** EXERCISE DIRECTIONS **
Gather each line in the entries that includes the string "pela".

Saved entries

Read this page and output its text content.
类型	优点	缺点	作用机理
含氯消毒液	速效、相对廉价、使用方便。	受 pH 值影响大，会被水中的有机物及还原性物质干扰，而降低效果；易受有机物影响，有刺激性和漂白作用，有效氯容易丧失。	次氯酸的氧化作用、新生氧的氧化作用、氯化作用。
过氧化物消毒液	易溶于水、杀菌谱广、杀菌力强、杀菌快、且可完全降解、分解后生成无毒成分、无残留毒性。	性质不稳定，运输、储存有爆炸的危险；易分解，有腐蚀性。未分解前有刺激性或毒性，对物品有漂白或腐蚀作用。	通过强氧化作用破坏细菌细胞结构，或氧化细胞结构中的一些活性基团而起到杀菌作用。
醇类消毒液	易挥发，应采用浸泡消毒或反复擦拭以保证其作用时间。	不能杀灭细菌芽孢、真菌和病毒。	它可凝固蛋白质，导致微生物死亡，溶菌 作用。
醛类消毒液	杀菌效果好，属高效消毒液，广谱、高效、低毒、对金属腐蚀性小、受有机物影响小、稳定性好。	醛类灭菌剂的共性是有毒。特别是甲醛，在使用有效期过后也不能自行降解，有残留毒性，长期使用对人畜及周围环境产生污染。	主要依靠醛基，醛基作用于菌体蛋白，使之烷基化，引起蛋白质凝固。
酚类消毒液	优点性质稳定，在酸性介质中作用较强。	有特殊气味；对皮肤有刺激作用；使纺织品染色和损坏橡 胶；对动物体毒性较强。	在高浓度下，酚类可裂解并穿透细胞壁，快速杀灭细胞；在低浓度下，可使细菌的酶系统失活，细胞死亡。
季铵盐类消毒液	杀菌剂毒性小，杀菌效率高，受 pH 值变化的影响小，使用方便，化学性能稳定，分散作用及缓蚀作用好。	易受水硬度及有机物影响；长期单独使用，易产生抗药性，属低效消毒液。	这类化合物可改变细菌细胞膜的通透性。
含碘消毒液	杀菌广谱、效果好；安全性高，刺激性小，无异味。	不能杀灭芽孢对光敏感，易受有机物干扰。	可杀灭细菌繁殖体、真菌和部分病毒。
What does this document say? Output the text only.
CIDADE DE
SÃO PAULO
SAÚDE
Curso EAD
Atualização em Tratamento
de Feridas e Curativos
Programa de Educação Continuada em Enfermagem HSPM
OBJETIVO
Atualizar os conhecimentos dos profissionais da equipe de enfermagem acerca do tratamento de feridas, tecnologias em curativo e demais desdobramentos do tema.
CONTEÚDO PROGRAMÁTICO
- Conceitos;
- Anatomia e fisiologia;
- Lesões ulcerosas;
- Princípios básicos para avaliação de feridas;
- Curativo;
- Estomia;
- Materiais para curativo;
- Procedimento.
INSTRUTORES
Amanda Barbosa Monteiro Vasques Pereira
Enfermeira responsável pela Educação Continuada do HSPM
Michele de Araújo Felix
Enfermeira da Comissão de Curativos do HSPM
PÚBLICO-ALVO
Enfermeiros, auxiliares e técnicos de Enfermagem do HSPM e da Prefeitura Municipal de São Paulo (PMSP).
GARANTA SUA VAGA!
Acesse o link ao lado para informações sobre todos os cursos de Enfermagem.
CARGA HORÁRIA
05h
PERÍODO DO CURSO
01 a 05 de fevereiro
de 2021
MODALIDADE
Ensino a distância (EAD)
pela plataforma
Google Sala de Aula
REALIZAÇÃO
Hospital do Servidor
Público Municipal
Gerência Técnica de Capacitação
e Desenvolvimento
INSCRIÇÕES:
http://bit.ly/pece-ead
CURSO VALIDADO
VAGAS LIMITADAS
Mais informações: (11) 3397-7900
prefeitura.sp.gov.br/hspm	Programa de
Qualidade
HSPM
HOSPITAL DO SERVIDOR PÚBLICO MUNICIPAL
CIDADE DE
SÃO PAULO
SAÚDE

** FINAL ANSWER **
Enfermeira responsável pela Educação Continuada do HSPM
pela plataforma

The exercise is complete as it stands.